[Some records]
•••

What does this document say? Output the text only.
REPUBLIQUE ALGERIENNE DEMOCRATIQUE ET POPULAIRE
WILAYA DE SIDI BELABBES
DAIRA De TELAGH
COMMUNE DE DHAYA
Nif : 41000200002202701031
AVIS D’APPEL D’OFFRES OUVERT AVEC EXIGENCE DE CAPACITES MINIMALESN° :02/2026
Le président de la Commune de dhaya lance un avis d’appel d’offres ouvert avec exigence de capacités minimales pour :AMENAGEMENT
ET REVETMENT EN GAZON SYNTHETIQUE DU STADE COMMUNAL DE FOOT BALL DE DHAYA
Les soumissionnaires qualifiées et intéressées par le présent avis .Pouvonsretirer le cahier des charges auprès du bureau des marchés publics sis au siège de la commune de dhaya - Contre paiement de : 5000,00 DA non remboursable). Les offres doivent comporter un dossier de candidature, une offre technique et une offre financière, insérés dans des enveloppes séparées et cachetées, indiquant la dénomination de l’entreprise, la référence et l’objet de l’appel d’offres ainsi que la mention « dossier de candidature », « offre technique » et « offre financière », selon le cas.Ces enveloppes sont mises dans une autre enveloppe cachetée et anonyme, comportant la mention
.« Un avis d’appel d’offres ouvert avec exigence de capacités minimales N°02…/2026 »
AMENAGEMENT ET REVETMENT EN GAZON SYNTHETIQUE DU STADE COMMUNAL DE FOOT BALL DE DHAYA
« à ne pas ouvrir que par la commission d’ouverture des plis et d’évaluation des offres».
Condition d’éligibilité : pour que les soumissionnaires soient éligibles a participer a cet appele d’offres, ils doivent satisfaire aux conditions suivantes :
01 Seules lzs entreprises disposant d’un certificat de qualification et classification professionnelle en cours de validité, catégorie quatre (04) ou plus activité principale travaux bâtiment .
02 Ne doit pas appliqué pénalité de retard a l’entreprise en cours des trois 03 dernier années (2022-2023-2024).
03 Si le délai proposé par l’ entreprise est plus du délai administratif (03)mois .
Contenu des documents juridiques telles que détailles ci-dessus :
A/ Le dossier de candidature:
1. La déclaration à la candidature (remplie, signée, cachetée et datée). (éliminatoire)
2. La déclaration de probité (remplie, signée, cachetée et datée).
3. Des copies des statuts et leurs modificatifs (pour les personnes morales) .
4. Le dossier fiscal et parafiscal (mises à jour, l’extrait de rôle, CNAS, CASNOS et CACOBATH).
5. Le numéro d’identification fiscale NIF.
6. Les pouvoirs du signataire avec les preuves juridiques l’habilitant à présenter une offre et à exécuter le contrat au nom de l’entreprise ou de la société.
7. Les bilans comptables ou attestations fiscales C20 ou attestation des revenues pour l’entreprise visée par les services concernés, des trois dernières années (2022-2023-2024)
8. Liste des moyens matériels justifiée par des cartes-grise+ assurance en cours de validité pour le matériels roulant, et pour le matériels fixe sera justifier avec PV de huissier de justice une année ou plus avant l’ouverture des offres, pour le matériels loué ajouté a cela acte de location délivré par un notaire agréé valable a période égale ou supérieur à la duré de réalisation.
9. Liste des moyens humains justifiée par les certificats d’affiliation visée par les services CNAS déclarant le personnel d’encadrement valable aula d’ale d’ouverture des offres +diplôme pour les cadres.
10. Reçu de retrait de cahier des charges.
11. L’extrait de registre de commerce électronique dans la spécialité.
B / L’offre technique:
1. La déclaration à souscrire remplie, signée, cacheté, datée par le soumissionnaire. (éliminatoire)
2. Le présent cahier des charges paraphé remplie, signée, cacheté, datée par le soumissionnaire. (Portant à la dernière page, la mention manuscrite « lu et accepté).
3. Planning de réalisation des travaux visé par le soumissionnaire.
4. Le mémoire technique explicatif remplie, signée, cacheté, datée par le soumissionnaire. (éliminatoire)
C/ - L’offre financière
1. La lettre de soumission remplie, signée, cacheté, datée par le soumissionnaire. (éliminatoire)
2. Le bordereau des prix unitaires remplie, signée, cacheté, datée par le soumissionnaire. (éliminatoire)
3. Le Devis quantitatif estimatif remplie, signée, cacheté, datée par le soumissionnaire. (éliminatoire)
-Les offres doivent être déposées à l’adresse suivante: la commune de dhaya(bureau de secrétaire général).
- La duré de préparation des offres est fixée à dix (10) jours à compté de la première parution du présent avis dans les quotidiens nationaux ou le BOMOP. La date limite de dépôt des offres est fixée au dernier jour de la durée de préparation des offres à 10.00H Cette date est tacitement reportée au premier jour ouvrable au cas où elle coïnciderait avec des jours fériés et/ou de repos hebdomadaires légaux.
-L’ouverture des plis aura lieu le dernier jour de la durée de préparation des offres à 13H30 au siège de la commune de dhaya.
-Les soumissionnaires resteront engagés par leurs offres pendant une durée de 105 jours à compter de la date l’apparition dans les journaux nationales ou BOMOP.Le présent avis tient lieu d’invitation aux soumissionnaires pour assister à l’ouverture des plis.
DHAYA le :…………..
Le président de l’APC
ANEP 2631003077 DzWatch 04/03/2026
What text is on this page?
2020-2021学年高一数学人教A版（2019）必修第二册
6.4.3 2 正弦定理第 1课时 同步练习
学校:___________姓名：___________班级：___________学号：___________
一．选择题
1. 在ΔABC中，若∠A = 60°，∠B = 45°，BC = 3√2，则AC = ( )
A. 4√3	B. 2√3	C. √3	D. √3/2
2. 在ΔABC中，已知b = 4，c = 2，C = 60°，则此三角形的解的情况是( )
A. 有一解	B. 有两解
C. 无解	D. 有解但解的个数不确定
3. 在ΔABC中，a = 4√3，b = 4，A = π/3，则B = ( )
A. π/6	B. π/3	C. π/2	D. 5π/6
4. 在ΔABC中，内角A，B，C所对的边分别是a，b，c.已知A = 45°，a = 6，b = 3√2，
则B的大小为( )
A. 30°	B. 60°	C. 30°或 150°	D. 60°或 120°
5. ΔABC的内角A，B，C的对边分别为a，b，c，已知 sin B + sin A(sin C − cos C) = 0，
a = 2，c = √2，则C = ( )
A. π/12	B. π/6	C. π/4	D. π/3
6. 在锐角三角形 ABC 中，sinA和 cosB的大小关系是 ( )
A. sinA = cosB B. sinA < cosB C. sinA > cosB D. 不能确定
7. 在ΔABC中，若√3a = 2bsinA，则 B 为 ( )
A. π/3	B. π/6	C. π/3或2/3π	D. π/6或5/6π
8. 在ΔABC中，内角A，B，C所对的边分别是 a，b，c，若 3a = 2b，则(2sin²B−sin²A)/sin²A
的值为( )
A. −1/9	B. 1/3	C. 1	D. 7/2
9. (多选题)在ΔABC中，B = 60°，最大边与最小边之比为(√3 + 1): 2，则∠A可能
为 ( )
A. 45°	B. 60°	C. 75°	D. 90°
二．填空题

•••

- Stated exercise: Return all lines containing "années".

- Written answer:
02 Ne doit pas appliqué pénalité de retard a l’entreprise en cours des trois 03 dernier années (2022-2023-2024).
7. Les bilans comptables ou attestations fiscales C20 ou attestation des revenues pour l’entreprise visée par les services concernés, des trois dernières années (2022-2023-2024)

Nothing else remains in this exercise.